Work item.
In the text on shoulder exercises, at what height is the resistance band tied to a doorknob for scapular retractions?

Text shown.
——
Because the clavicle attaches to the shoulder blade, also known as the scapula, inactivity can lead to weak scapular muscles and poor posture. Scapular retractions strengthen the muscles around the shoulder blade and also prevents rounding and stiffness of the shoulders. Do this exercise with a resistance band tied to a doorknob at waist height. Stand tall, arms by sides and elbows bent to 90 degrees. Hold one end of the band in each hand and slide your elbows back behind your body, maintaining their 90-degree angle. Squeeze your shoulder blades together during the action but avoiding hiking your shoulders. Repeat 10 to 15 times, or until fatigue sets in, for two to three sets.

Move Horizontally

The horizontal shoulder abduction exercise helps increase range of movement around the clavicle bone. Do this exercise when your pain has decreased and you are able to lift your arm to 90 degrees. Stand tall with arms held out in front of you at shoulder-height, palms facing each other. Move your arms apart and out to the sides as far as you comfortably can. Hold for five seconds, return to start and repeat 10 times two to three times per day.

Resisted External Rotation

External rotation exercises strengthen the external rotator muscles in the shoulder which weaken with inactivity. Do this exercise by standing tall with arms by your sides and elbows bent to 90 degrees. Hold a resistance band in each hand in front of you. Wrap the band around the hand of the non-injured arm to act as an anchor. With your elbow staying by your side, rotate the hand of the injured arm out to the side as far as you can go while maintaining tension on the band. Return to start and repeat 10 times, or until fatigued, for three sets in total.
——
Information given.
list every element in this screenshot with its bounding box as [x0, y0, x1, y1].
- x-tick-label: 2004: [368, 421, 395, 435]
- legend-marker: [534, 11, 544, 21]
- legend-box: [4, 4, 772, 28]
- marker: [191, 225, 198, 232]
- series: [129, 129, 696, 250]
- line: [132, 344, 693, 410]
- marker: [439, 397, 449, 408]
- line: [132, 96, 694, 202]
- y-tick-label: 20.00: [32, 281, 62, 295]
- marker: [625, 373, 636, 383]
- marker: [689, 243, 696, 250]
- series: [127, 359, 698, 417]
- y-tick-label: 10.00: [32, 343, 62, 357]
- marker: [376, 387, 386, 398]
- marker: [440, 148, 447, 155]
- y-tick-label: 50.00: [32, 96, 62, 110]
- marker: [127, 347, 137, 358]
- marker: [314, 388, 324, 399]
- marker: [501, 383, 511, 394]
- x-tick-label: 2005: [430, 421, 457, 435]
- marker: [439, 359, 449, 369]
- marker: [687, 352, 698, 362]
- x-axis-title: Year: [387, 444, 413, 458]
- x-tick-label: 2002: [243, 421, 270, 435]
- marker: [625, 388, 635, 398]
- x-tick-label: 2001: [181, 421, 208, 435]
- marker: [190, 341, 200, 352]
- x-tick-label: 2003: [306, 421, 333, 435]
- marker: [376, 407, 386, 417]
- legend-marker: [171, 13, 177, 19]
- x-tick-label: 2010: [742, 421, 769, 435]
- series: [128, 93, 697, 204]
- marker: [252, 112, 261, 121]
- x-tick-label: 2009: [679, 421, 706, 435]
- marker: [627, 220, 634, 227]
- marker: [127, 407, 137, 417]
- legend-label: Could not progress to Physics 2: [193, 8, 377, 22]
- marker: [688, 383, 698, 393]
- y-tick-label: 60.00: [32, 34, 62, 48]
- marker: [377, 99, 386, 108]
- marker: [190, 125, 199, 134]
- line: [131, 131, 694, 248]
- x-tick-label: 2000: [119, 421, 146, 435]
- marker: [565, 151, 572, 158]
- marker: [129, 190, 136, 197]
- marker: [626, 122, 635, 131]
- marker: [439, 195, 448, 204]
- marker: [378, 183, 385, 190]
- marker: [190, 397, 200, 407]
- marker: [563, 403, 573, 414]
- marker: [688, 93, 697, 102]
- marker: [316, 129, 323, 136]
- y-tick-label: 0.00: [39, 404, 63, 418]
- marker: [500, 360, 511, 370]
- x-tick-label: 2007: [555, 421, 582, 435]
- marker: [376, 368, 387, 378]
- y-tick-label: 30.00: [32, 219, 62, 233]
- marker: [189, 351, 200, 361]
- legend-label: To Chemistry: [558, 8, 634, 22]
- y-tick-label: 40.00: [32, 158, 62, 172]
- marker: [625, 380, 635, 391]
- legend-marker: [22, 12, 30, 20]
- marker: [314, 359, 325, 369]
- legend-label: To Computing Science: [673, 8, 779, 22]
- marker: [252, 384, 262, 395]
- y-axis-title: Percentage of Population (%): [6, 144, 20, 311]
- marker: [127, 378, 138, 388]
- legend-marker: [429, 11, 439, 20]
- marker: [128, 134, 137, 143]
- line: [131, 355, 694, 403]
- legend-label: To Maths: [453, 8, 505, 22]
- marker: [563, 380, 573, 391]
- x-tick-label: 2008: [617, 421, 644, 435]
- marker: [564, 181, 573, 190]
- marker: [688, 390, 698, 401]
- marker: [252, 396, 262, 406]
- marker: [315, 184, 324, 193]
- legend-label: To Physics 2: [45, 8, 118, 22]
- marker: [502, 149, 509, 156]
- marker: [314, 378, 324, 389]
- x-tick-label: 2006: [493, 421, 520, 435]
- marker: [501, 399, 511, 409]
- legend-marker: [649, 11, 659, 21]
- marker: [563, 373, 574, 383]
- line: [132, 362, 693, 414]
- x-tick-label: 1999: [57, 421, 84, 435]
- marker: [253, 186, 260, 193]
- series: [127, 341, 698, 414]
——
Solution to this task.
At waist height.